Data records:
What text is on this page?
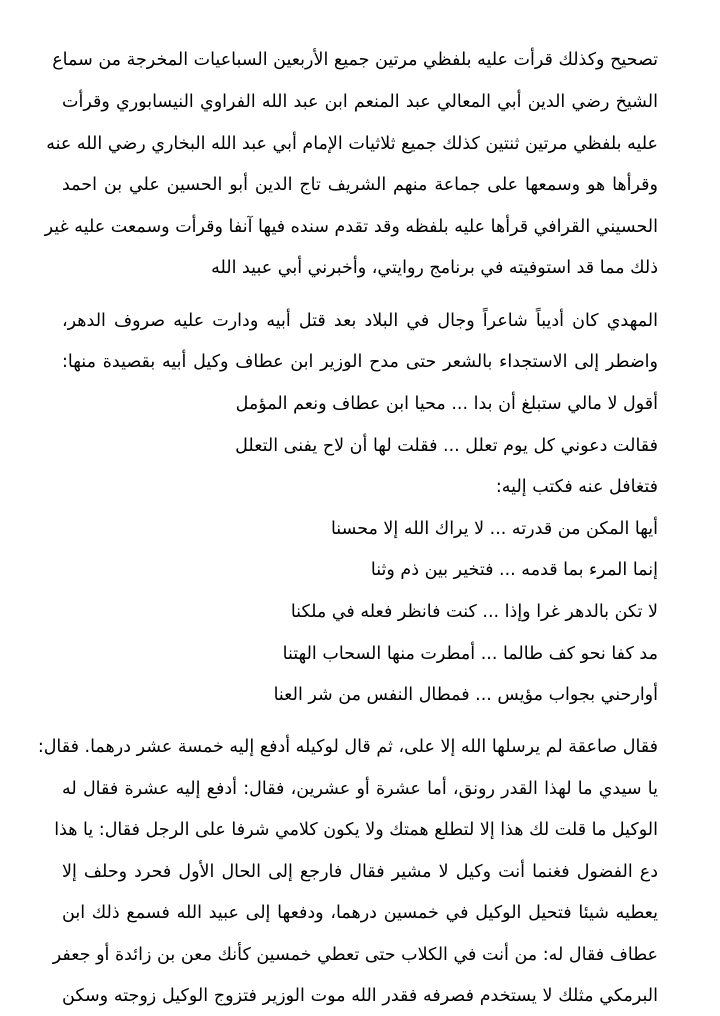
تصحيح وكذلك قرأت عليه بلفظي مرتين جميع الأربعين السباعيات المخرجة من سماع
الشيخ رضي الدين أبي المعالي عبد المنعم ابن عبد الله الفراوي النيسابوري وقرأت
عليه بلفظي مرتين ثنتين كذلك جميع ثلاثيات الإمام أبي عبد الله البخاري رضي الله عنه
وقرأها هو وسمعها على جماعة منهم الشريف تاج الدين أبو الحسين علي بن احمد
الحسيني القرافي قرأها عليه بلفظه وقد تقدم سنده فيها آنفا وقرأت وسمعت عليه غير
ذلك مما قد استوفيته في برنامج روايتي، وأخبرني أبي عبيد الله
المهدي كان أديباً شاعراً وجال في البلاد بعد قتل أبيه ودارت عليه صروف الدهر،
واضطر إلى الاستجداء بالشعر حتى مدح الوزير ابن عطاف وكيل أبيه بقصيدة منها:
أقول لا مالي ستبلغ أن بدا ... محيا ابن عطاف ونعم المؤمل
فقالت دعوني كل يوم تعلل ... فقلت لها أن لاح يفنى التعلل
فتغافل عنه فكتب إليه:
أيها المكن من قدرته ... لا يراك الله إلا محسنا
إنما المرء بما قدمه ... فتخير بين ذم وثنا
لا تكن بالدهر غرا وإذا ... كنت فانظر فعله في ملكنا
مد كفا نحو كف طالما ... أمطرت منها السحاب الهتنا
أوارحني بجواب مؤيس ... فمطال النفس من شر العنا
فقال صاعقة لم يرسلها الله إلا على، ثم قال لوكيله أدفع إليه خمسة عشر درهما. فقال:
يا سيدي ما لهذا القدر رونق، أما عشرة أو عشرين، فقال: أدفع إليه عشرة فقال له
الوكيل ما قلت لك هذا إلا لتطلع همتك ولا يكون كلامي شرفا على الرجل فقال: يا هذا
دع الفضول فغنما أنت وكيل لا مشير فقال فارجع إلى الحال الأول فحرد وحلف إلا
يعطيه شيئا فتحيل الوكيل في خمسين درهما، ودفعها إلى عبيد الله فسمع ذلك ابن
عطاف فقال له: من أنت في الكلاب حتى تعطي خمسين كأنك معن بن زائدة أو جعفر
البرمكي مثلك لا يستخدم فصرفه فقدر الله موت الوزير فتزوج الوكيل زوجته وسكن
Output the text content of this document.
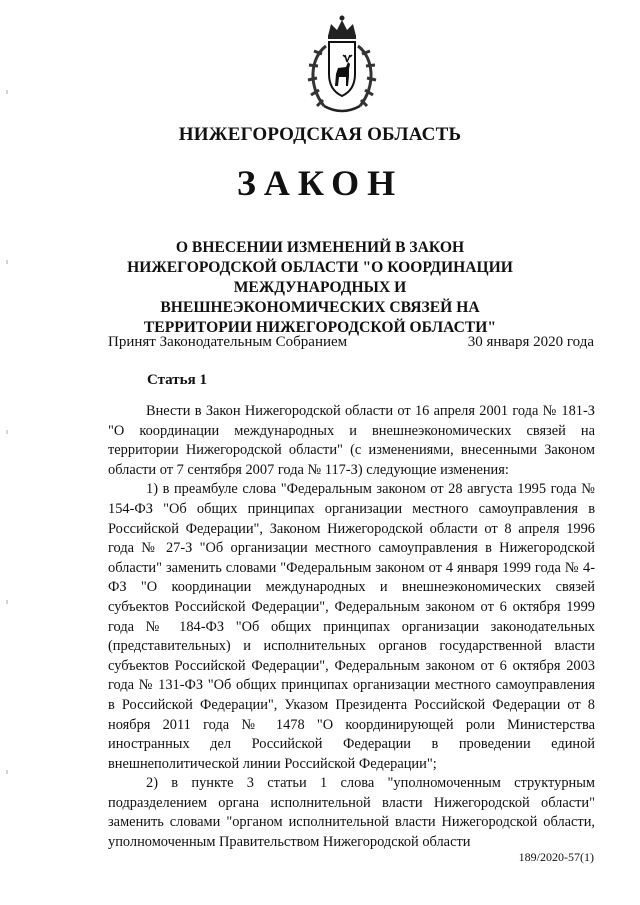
НИЖЕГОРОДСКАЯ ОБЛАСТЬ
ЗАКОН
О ВНЕСЕНИИ ИЗМЕНЕНИЙ В ЗАКОН НИЖЕГОРОДСКОЙ ОБЛАСТИ "О КООРДИНАЦИИ МЕЖДУНАРОДНЫХ И ВНЕШНЕЭКОНОМИЧЕСКИХ СВЯЗЕЙ НА ТЕРРИТОРИИ НИЖЕГОРОДСКОЙ ОБЛАСТИ"
Принят Законодательным Собранием	30 января 2020 года
Статья 1

Внести в Закон Нижегородской области от 16 апреля 2001 года № 181-З "О координации международных и внешнеэкономических связей на территории Нижегородской области" (с изменениями, внесенными Законом области от 7 сентября 2007 года № 117-З) следующие изменения:

1) в преамбуле слова "Федеральным законом от 28 августа 1995 года № 154-ФЗ "Об общих принципах организации местного самоуправления в Российской Федерации", Законом Нижегородской области от 8 апреля 1996 года № 27-З "Об организации местного самоуправления в Нижегородской области" заменить словами "Федеральным законом от 4 января 1999 года № 4-ФЗ "О координации международных и внешнеэкономических связей субъектов Российской Федерации", Федеральным законом от 6 октября 1999 года № 184-ФЗ "Об общих принципах организации законодательных (представительных) и исполнительных органов государственной власти субъектов Российской Федерации", Федеральным законом от 6 октября 2003 года № 131-ФЗ "Об общих принципах организации местного самоуправления в Российской Федерации", Указом Президента Российской Федерации от 8 ноября 2011 года № 1478 "О координирующей роли Министерства иностранных дел Российской Федерации в проведении единой внешнеполитической линии Российской Федерации";

2) в пункте 3 статьи 1 слова "уполномоченным структурным подразделением органа исполнительной власти Нижегородской области" заменить словами "органом исполнительной власти Нижегородской области, уполномоченным Правительством Нижегородской области

189/2020-57(1)
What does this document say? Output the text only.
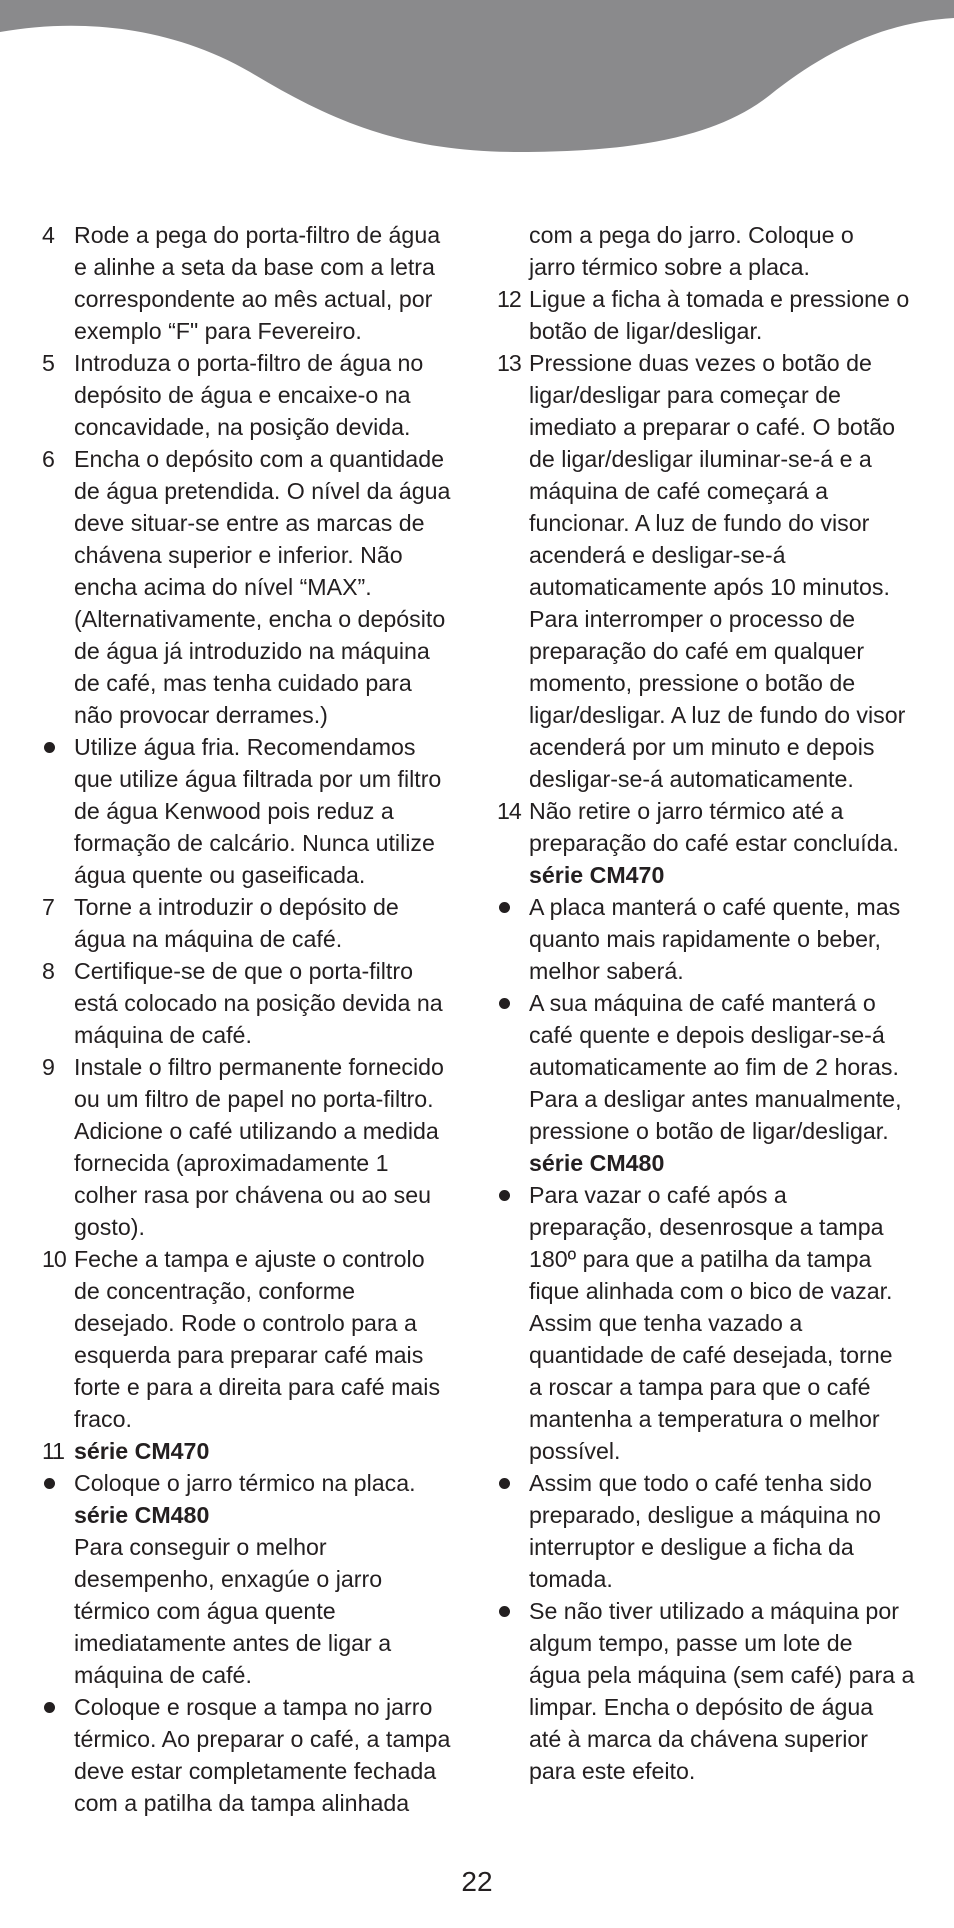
4 Rode a pega do porta-filtro de água
e alinhe a seta da base com a letra
correspondente ao mês actual, por
exemplo “F" para Fevereiro.
5 Introduza o porta-filtro de água no
depósito de água e encaixe-o na
concavidade, na posição devida.
6 Encha o depósito com a quantidade
de água pretendida. O nível da água
deve situar-se entre as marcas de
chávena superior e inferior. Não
encha acima do nível “MAX”.
(Alternativamente, encha o depósito
de água já introduzido na máquina
de café, mas tenha cuidado para
não provocar derrames.)
Utilize água fria. Recomendamos
que utilize água filtrada por um filtro
de água Kenwood pois reduz a
formação de calcário. Nunca utilize
água quente ou gaseificada.
7 Torne a introduzir o depósito de
água na máquina de café.
8 Certifique-se de que o porta-filtro
está colocado na posição devida na
máquina de café.
9 Instale o filtro permanente fornecido
ou um filtro de papel no porta-filtro.
Adicione o café utilizando a medida
fornecida (aproximadamente 1
colher rasa por chávena ou ao seu
gosto).
10 Feche a tampa e ajuste o controlo
de concentração, conforme
desejado. Rode o controlo para a
esquerda para preparar café mais
forte e para a direita para café mais
fraco.
11 série CM470
Coloque o jarro térmico na placa.
série CM480
Para conseguir o melhor
desempenho, enxagúe o jarro
térmico com água quente
imediatamente antes de ligar a
máquina de café.
Coloque e rosque a tampa no jarro
térmico. Ao preparar o café, a tampa
deve estar completamente fechada
com a patilha da tampa alinhada
com a pega do jarro. Coloque o
jarro térmico sobre a placa.
12 Ligue a ficha à tomada e pressione o
botão de ligar/desligar.
13 Pressione duas vezes o botão de
ligar/desligar para começar de
imediato a preparar o café. O botão
de ligar/desligar iluminar-se-á e a
máquina de café começará a
funcionar. A luz de fundo do visor
acenderá e desligar-se-á
automaticamente após 10 minutos.
Para interromper o processo de
preparação do café em qualquer
momento, pressione o botão de
ligar/desligar. A luz de fundo do visor
acenderá por um minuto e depois
desligar-se-á automaticamente.
14 Não retire o jarro térmico até a
preparação do café estar concluída.
série CM470
A placa manterá o café quente, mas
quanto mais rapidamente o beber,
melhor saberá.
A sua máquina de café manterá o
café quente e depois desligar-se-á
automaticamente ao fim de 2 horas.
Para a desligar antes manualmente,
pressione o botão de ligar/desligar.
série CM480
Para vazar o café após a
preparação, desenrosque a tampa
180º para que a patilha da tampa
fique alinhada com o bico de vazar.
Assim que tenha vazado a
quantidade de café desejada, torne
a roscar a tampa para que o café
mantenha a temperatura o melhor
possível.
Assim que todo o café tenha sido
preparado, desligue a máquina no
interruptor e desligue a ficha da
tomada.
Se não tiver utilizado a máquina por
algum tempo, passe um lote de
água pela máquina (sem café) para a
limpar. Encha o depósito de água
até à marca da chávena superior
para este efeito.
22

• _GOAL_:
Repeat the material above verbatim. Leave the pictures behind.

• _SOLUTION BELOW_:
What text is on this page?
تصحيح وكذلك قرأت عليه بلفظي مرتين جميع الأربعين السباعيات المخرجة من سماع
الشيخ رضي الدين أبي المعالي عبد المنعم ابن عبد الله الفراوي النيسابوري وقرأت
عليه بلفظي مرتين ثنتين كذلك جميع ثلاثيات الإمام أبي عبد الله البخاري رضي الله عنه
وقرأها هو وسمعها على جماعة منهم الشريف تاج الدين أبو الحسين علي بن احمد
الحسيني القرافي قرأها عليه بلفظه وقد تقدم سنده فيها آنفا وقرأت وسمعت عليه غير
ذلك مما قد استوفيته في برنامج روايتي، وأخبرني أبي عبيد الله
المهدي كان أديباً شاعراً وجال في البلاد بعد قتل أبيه ودارت عليه صروف الدهر،
واضطر إلى الاستجداء بالشعر حتى مدح الوزير ابن عطاف وكيل أبيه بقصيدة منها:
أقول لا مالي ستبلغ أن بدا ... محيا ابن عطاف ونعم المؤمل
فقالت دعوني كل يوم تعلل ... فقلت لها أن لاح يفنى التعلل
فتغافل عنه فكتب إليه:
أيها المكن من قدرته ... لا يراك الله إلا محسنا
إنما المرء بما قدمه ... فتخير بين ذم وثنا
لا تكن بالدهر غرا وإذا ... كنت فانظر فعله في ملكنا
مد كفا نحو كف طالما ... أمطرت منها السحاب الهتنا
أوارحني بجواب مؤيس ... فمطال النفس من شر العنا
فقال صاعقة لم يرسلها الله إلا على، ثم قال لوكيله أدفع إليه خمسة عشر درهما. فقال:
يا سيدي ما لهذا القدر رونق، أما عشرة أو عشرين، فقال: أدفع إليه عشرة فقال له
الوكيل ما قلت لك هذا إلا لتطلع همتك ولا يكون كلامي شرفا على الرجل فقال: يا هذا
دع الفضول فغنما أنت وكيل لا مشير فقال فارجع إلى الحال الأول فحرد وحلف إلا
يعطيه شيئا فتحيل الوكيل في خمسين درهما، ودفعها إلى عبيد الله فسمع ذلك ابن
عطاف فقال له: من أنت في الكلاب حتى تعطي خمسين كأنك معن بن زائدة أو جعفر
البرمكي مثلك لا يستخدم فصرفه فقدر الله موت الوزير فتزوج الوكيل زوجته وسكن
Output the text content of this document.
НИЖЕГОРОДСКАЯ ОБЛАСТЬ
ЗАКОН
О ВНЕСЕНИИ ИЗМЕНЕНИЙ В ЗАКОН НИЖЕГОРОДСКОЙ ОБЛАСТИ "О КООРДИНАЦИИ МЕЖДУНАРОДНЫХ И ВНЕШНЕЭКОНОМИЧЕСКИХ СВЯЗЕЙ НА ТЕРРИТОРИИ НИЖЕГОРОДСКОЙ ОБЛАСТИ"
Принят Законодательным Собранием	30 января 2020 года
Статья 1

Внести в Закон Нижегородской области от 16 апреля 2001 года № 181-З "О координации международных и внешнеэкономических связей на территории Нижегородской области" (с изменениями, внесенными Законом области от 7 сентября 2007 года № 117-З) следующие изменения:

1) в преамбуле слова "Федеральным законом от 28 августа 1995 года № 154-ФЗ "Об общих принципах организации местного самоуправления в Российской Федерации", Законом Нижегородской области от 8 апреля 1996 года № 27-З "Об организации местного самоуправления в Нижегородской области" заменить словами "Федеральным законом от 4 января 1999 года № 4-ФЗ "О координации международных и внешнеэкономических связей субъектов Российской Федерации", Федеральным законом от 6 октября 1999 года № 184-ФЗ "Об общих принципах организации законодательных (представительных) и исполнительных органов государственной власти субъектов Российской Федерации", Федеральным законом от 6 октября 2003 года № 131-ФЗ "Об общих принципах организации местного самоуправления в Российской Федерации", Указом Президента Российской Федерации от 8 ноября 2011 года № 1478 "О координирующей роли Министерства иностранных дел Российской Федерации в проведении единой внешнеполитической линии Российской Федерации";

2) в пункте 3 статьи 1 слова "уполномоченным структурным подразделением органа исполнительной власти Нижегородской области" заменить словами "органом исполнительной власти Нижегородской области, уполномоченным Правительством Нижегородской области

189/2020-57(1)
What does this document say? Output the text only.
4 Rode a pega do porta-filtro de água
e alinhe a seta da base com a letra
correspondente ao mês actual, por
exemplo “F" para Fevereiro.
5 Introduza o porta-filtro de água no
depósito de água e encaixe-o na
concavidade, na posição devida.
6 Encha o depósito com a quantidade
de água pretendida. O nível da água
deve situar-se entre as marcas de
chávena superior e inferior. Não
encha acima do nível “MAX”.
(Alternativamente, encha o depósito
de água já introduzido na máquina
de café, mas tenha cuidado para
não provocar derrames.)
Utilize água fria. Recomendamos
que utilize água filtrada por um filtro
de água Kenwood pois reduz a
formação de calcário. Nunca utilize
água quente ou gaseificada.
7 Torne a introduzir o depósito de
água na máquina de café.
8 Certifique-se de que o porta-filtro
está colocado na posição devida na
máquina de café.
9 Instale o filtro permanente fornecido
ou um filtro de papel no porta-filtro.
Adicione o café utilizando a medida
fornecida (aproximadamente 1
colher rasa por chávena ou ao seu
gosto).
10 Feche a tampa e ajuste o controlo
de concentração, conforme
desejado. Rode o controlo para a
esquerda para preparar café mais
forte e para a direita para café mais
fraco.
11 série CM470
Coloque o jarro térmico na placa.
série CM480
Para conseguir o melhor
desempenho, enxagúe o jarro
térmico com água quente
imediatamente antes de ligar a
máquina de café.
Coloque e rosque a tampa no jarro
térmico. Ao preparar o café, a tampa
deve estar completamente fechada
com a patilha da tampa alinhada
com a pega do jarro. Coloque o
jarro térmico sobre a placa.
12 Ligue a ficha à tomada e pressione o
botão de ligar/desligar.
13 Pressione duas vezes o botão de
ligar/desligar para começar de
imediato a preparar o café. O botão
de ligar/desligar iluminar-se-á e a
máquina de café começará a
funcionar. A luz de fundo do visor
acenderá e desligar-se-á
automaticamente após 10 minutos.
Para interromper o processo de
preparação do café em qualquer
momento, pressione o botão de
ligar/desligar. A luz de fundo do visor
acenderá por um minuto e depois
desligar-se-á automaticamente.
14 Não retire o jarro térmico até a
preparação do café estar concluída.
série CM470
A placa manterá o café quente, mas
quanto mais rapidamente o beber,
melhor saberá.
A sua máquina de café manterá o
café quente e depois desligar-se-á
automaticamente ao fim de 2 horas.
Para a desligar antes manualmente,
pressione o botão de ligar/desligar.
série CM480
Para vazar o café após a
preparação, desenrosque a tampa
180º para que a patilha da tampa
fique alinhada com o bico de vazar.
Assim que tenha vazado a
quantidade de café desejada, torne
a roscar a tampa para que o café
mantenha a temperatura o melhor
possível.
Assim que todo o café tenha sido
preparado, desligue a máquina no
interruptor e desligue a ficha da
tomada.
Se não tiver utilizado a máquina por
algum tempo, passe um lote de
água pela máquina (sem café) para a
limpar. Encha o depósito de água
até à marca da chávena superior
para este efeito.
22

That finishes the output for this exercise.